_Your goal_: Would you return all of this data exactly, leaving nothing out?

_Supplied records_:
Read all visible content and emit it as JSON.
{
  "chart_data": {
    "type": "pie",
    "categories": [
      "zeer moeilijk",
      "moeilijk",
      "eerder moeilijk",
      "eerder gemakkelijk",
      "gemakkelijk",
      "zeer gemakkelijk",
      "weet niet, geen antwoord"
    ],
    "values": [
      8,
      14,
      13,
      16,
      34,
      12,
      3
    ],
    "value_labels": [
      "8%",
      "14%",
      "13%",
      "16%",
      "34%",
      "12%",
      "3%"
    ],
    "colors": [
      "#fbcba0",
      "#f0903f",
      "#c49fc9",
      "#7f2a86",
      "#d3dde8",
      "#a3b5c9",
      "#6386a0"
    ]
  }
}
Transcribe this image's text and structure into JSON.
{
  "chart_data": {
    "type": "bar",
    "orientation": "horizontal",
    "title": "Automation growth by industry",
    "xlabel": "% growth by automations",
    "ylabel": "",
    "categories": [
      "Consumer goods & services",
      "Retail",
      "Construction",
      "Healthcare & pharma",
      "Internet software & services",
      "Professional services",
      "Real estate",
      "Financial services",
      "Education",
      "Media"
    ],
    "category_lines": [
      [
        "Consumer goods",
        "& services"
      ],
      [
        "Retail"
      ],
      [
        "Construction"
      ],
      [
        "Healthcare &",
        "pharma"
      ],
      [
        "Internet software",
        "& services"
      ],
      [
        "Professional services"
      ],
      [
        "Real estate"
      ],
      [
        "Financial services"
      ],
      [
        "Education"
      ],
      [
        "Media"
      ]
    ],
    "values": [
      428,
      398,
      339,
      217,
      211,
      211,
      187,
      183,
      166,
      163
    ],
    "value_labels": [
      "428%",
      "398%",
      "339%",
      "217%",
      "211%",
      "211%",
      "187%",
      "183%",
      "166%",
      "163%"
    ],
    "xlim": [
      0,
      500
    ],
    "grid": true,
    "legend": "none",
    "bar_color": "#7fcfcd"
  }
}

_Written response_:
Read all visible content and emit it as JSON.
{
  "chart_data": {
    "type": "pie",
    "categories": [
      "zeer moeilijk",
      "moeilijk",
      "eerder moeilijk",
      "eerder gemakkelijk",
      "gemakkelijk",
      "zeer gemakkelijk",
      "weet niet, geen antwoord"
    ],
    "values": [
      8,
      14,
      13,
      16,
      34,
      12,
      3
    ],
    "value_labels": [
      "8%",
      "14%",
      "13%",
      "16%",
      "34%",
      "12%",
      "3%"
    ],
    "colors": [
      "#fbcba0",
      "#f0903f",
      "#c49fc9",
      "#7f2a86",
      "#d3dde8",
      "#a3b5c9",
      "#6386a0"
    ]
  }
}
Transcribe this image's text and structure into JSON.
{
  "chart_data": {
    "type": "bar",
    "orientation": "horizontal",
    "title": "Automation growth by industry",
    "xlabel": "% growth by automations",
    "ylabel": "",
    "categories": [
      "Consumer goods & services",
      "Retail",
      "Construction",
      "Healthcare & pharma",
      "Internet software & services",
      "Professional services",
      "Real estate",
      "Financial services",
      "Education",
      "Media"
    ],
    "category_lines": [
      [
        "Consumer goods",
        "& services"
      ],
      [
        "Retail"
      ],
      [
        "Construction"
      ],
      [
        "Healthcare &",
        "pharma"
      ],
      [
        "Internet software",
        "& services"
      ],
      [
        "Professional services"
      ],
      [
        "Real estate"
      ],
      [
        "Financial services"
      ],
      [
        "Education"
      ],
      [
        "Media"
      ]
    ],
    "values": [
      428,
      398,
      339,
      217,
      211,
      211,
      187,
      183,
      166,
      163
    ],
    "value_labels": [
      "428%",
      "398%",
      "339%",
      "217%",
      "211%",
      "211%",
      "187%",
      "183%",
      "166%",
      "163%"
    ],
    "xlim": [
      0,
      500
    ],
    "grid": true,
    "legend": "none",
    "bar_color": "#7fcfcd"
  }
}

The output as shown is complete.